▸ **Problem description**
Scan the lines and state how many carry "RETIREE". Leave out everything but the number.

________________________________________

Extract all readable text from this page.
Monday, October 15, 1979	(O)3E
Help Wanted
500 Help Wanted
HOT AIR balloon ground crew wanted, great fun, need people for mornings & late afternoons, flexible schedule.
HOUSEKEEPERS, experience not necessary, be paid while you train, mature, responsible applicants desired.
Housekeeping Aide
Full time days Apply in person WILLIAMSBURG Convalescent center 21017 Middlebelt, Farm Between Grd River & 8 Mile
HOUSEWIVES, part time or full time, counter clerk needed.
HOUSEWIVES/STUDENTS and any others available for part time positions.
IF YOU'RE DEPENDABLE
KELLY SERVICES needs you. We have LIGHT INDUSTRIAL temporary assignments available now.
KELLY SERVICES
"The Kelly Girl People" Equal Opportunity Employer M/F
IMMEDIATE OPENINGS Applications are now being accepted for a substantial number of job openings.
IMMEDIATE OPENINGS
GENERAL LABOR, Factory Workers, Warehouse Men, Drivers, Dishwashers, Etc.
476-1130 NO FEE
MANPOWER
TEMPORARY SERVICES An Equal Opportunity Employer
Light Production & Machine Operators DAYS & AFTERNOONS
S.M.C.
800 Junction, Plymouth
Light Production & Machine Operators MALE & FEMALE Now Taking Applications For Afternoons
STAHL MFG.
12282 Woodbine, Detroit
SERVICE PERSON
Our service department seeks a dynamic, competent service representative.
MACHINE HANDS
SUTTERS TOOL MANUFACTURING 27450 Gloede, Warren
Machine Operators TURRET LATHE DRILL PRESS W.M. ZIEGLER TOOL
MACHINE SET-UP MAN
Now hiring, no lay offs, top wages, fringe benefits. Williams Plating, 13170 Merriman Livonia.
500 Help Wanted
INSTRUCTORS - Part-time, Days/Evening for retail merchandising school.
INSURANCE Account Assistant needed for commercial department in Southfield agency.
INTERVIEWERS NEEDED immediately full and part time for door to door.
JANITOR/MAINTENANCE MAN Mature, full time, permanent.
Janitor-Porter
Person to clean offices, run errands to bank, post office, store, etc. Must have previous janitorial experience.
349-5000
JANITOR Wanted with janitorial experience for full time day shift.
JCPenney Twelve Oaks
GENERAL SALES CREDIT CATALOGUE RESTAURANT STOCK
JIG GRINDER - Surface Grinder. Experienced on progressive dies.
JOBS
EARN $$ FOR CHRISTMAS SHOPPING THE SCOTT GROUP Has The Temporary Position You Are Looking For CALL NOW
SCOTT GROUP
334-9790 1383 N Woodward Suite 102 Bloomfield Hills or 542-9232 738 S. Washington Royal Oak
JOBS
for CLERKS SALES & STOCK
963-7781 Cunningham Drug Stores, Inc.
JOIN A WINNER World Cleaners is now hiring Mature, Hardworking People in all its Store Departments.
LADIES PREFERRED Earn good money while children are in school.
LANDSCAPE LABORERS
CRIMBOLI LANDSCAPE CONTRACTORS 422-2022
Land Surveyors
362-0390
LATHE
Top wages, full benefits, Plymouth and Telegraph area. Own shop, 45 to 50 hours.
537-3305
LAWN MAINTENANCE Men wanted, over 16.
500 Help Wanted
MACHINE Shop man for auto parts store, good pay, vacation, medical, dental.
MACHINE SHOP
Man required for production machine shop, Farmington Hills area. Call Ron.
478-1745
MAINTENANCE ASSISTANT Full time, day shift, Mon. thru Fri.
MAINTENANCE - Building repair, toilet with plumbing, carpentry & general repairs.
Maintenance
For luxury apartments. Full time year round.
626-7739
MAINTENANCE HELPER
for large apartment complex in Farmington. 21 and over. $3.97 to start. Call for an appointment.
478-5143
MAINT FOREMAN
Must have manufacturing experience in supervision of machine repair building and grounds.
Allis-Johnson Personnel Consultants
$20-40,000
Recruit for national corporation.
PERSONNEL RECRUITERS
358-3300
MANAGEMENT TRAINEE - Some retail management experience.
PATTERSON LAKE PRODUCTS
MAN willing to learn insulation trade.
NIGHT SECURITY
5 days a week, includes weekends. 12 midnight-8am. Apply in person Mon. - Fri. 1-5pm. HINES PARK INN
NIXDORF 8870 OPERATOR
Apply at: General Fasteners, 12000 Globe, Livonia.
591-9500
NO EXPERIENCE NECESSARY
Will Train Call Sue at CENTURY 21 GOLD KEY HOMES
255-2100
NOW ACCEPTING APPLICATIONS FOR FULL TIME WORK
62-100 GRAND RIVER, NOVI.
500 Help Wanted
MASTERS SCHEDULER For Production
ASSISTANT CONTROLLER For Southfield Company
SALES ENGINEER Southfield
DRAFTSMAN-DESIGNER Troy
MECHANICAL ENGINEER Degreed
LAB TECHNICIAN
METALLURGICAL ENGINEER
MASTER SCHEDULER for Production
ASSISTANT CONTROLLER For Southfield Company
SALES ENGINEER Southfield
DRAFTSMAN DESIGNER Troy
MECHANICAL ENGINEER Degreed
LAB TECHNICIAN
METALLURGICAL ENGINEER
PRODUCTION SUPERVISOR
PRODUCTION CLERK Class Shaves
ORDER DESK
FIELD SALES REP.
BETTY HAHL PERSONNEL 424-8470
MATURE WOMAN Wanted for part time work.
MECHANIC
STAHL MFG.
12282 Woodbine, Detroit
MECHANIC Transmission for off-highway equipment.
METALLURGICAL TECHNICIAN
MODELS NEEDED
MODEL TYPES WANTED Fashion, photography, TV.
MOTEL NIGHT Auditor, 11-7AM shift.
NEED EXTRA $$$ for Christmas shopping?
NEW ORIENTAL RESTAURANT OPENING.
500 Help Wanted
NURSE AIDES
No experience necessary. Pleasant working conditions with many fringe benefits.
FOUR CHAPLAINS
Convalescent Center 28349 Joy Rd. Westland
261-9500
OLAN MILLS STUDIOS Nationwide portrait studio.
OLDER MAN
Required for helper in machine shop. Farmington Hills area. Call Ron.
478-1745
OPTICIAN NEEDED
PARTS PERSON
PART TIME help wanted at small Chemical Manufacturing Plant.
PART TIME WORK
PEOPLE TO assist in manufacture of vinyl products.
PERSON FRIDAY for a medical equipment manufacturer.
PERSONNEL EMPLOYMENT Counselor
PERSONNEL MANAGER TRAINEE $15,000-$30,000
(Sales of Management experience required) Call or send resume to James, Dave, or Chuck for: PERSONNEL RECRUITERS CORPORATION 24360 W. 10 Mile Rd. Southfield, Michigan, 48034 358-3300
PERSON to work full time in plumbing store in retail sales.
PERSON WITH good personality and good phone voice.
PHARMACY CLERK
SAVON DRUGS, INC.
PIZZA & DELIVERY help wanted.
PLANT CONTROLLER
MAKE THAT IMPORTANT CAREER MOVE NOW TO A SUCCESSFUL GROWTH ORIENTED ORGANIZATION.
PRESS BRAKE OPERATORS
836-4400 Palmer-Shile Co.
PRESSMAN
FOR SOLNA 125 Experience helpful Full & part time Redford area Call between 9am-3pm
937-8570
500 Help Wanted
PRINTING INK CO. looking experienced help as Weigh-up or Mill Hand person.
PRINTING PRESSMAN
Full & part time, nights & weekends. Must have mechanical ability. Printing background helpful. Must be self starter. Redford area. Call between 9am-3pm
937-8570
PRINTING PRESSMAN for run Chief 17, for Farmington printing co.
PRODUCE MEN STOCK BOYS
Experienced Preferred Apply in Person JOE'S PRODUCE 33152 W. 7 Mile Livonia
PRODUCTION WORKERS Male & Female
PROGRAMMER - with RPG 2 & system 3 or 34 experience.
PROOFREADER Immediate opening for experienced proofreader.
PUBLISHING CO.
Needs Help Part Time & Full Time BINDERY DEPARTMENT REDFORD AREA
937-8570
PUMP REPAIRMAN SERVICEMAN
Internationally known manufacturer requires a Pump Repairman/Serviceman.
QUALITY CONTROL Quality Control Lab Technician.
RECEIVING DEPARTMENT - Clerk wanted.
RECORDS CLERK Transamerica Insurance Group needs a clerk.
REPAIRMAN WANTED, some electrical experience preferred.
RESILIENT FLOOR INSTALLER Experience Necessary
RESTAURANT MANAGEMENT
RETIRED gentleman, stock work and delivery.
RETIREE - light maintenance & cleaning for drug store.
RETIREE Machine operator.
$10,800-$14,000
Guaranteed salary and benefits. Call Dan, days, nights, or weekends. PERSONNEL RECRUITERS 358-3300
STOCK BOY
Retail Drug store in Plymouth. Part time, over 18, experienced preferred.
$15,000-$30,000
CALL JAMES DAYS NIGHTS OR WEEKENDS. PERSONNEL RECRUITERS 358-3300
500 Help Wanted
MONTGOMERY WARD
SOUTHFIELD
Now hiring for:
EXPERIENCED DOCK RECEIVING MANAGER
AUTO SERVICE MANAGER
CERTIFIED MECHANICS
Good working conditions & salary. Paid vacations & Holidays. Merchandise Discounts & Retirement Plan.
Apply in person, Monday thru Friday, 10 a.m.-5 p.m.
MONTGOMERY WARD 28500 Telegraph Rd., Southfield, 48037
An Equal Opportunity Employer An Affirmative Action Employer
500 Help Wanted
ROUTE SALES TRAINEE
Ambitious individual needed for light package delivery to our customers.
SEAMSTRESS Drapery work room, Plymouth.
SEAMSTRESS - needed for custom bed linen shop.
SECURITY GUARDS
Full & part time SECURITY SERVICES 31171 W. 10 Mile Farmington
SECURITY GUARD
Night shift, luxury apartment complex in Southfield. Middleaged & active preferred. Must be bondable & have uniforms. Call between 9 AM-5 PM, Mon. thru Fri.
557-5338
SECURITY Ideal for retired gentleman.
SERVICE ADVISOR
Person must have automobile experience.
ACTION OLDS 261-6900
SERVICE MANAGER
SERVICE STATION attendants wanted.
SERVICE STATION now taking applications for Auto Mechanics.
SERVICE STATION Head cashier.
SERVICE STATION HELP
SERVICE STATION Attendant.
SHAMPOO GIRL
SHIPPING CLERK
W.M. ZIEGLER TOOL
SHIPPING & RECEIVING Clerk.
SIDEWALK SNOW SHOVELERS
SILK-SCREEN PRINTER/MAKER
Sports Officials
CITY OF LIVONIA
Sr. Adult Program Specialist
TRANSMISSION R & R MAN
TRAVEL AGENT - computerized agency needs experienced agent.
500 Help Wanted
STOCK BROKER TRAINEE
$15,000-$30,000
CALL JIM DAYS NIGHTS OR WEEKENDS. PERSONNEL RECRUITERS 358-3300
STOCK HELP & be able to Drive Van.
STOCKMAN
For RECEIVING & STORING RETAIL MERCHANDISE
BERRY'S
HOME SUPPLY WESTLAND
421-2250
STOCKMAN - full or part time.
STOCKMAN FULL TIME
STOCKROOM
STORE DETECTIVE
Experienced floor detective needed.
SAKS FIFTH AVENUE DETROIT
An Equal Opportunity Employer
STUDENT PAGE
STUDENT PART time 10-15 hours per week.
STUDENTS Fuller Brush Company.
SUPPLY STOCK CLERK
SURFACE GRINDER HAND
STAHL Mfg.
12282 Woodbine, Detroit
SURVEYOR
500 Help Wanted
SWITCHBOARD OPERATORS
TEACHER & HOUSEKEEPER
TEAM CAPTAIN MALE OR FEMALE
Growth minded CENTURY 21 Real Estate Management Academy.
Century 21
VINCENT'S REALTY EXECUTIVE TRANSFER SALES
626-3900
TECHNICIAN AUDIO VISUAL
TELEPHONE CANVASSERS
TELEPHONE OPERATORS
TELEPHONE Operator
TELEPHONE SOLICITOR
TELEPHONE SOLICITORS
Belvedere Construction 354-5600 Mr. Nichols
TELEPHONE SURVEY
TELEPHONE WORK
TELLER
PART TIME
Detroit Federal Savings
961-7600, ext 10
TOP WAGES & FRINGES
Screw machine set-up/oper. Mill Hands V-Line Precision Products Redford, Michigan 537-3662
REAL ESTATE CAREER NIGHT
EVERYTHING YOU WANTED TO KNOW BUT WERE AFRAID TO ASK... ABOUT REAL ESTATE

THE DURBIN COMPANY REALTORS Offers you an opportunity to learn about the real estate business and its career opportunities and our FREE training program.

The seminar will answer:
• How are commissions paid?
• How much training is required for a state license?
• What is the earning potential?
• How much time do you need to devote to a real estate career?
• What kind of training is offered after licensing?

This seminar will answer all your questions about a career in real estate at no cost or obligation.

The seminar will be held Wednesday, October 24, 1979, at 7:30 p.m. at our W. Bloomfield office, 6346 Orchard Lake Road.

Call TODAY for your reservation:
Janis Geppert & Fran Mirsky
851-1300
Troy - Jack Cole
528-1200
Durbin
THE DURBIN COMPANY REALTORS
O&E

________________________________________

▸ **Result of the task**
2